--- START Data ---

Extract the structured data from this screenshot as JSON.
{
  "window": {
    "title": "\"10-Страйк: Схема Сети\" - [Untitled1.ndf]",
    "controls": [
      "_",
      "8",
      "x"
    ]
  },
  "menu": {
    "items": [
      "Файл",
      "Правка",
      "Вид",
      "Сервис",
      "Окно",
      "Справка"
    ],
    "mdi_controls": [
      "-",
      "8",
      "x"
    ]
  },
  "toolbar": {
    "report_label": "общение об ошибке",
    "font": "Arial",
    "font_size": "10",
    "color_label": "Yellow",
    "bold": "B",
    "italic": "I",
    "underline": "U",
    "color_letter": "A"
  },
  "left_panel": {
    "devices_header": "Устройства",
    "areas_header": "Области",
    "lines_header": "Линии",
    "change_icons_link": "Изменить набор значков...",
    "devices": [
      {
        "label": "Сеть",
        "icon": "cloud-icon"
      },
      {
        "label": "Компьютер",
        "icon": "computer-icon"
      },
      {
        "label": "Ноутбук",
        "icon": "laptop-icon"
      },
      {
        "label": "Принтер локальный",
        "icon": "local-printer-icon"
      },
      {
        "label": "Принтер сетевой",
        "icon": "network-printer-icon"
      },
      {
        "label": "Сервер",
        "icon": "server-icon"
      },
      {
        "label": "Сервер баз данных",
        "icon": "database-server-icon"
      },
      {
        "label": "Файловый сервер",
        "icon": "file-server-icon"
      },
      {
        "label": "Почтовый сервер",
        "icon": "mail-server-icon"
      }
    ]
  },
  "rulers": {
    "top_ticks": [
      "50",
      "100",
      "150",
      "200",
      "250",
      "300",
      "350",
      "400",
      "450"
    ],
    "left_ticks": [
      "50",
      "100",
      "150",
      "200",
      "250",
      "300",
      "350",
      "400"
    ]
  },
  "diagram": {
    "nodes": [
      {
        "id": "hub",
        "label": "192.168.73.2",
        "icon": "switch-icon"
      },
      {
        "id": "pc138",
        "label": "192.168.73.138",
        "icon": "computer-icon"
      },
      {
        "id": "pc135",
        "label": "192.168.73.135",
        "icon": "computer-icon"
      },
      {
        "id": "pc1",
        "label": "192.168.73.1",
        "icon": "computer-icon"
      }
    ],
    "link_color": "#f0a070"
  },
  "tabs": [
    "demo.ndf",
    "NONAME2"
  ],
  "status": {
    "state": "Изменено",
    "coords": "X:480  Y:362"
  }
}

--- END Data ---

**Goal:** Make an exact copy of all the data.

**Exercise solution:**
Extract the structured data from this screenshot as JSON.
{
  "window": {
    "title": "\"10-Страйк: Схема Сети\" - [Untitled1.ndf]",
    "controls": [
      "_",
      "8",
      "x"
    ]
  },
  "menu": {
    "items": [
      "Файл",
      "Правка",
      "Вид",
      "Сервис",
      "Окно",
      "Справка"
    ],
    "mdi_controls": [
      "-",
      "8",
      "x"
    ]
  },
  "toolbar": {
    "report_label": "общение об ошибке",
    "font": "Arial",
    "font_size": "10",
    "color_label": "Yellow",
    "bold": "B",
    "italic": "I",
    "underline": "U",
    "color_letter": "A"
  },
  "left_panel": {
    "devices_header": "Устройства",
    "areas_header": "Области",
    "lines_header": "Линии",
    "change_icons_link": "Изменить набор значков...",
    "devices": [
      {
        "label": "Сеть",
        "icon": "cloud-icon"
      },
      {
        "label": "Компьютер",
        "icon": "computer-icon"
      },
      {
        "label": "Ноутбук",
        "icon": "laptop-icon"
      },
      {
        "label": "Принтер локальный",
        "icon": "local-printer-icon"
      },
      {
        "label": "Принтер сетевой",
        "icon": "network-printer-icon"
      },
      {
        "label": "Сервер",
        "icon": "server-icon"
      },
      {
        "label": "Сервер баз данных",
        "icon": "database-server-icon"
      },
      {
        "label": "Файловый сервер",
        "icon": "file-server-icon"
      },
      {
        "label": "Почтовый сервер",
        "icon": "mail-server-icon"
      }
    ]
  },
  "rulers": {
    "top_ticks": [
      "50",
      "100",
      "150",
      "200",
      "250",
      "300",
      "350",
      "400",
      "450"
    ],
    "left_ticks": [
      "50",
      "100",
      "150",
      "200",
      "250",
      "300",
      "350",
      "400"
    ]
  },
  "diagram": {
    "nodes": [
      {
        "id": "hub",
        "label": "192.168.73.2",
        "icon": "switch-icon"
      },
      {
        "id": "pc138",
        "label": "192.168.73.138",
        "icon": "computer-icon"
      },
      {
        "id": "pc135",
        "label": "192.168.73.135",
        "icon": "computer-icon"
      },
      {
        "id": "pc1",
        "label": "192.168.73.1",
        "icon": "computer-icon"
      }
    ],
    "link_color": "#f0a070"
  },
  "tabs": [
    "demo.ndf",
    "NONAME2"
  ],
  "status": {
    "state": "Изменено",
    "coords": "X:480  Y:362"
  }
}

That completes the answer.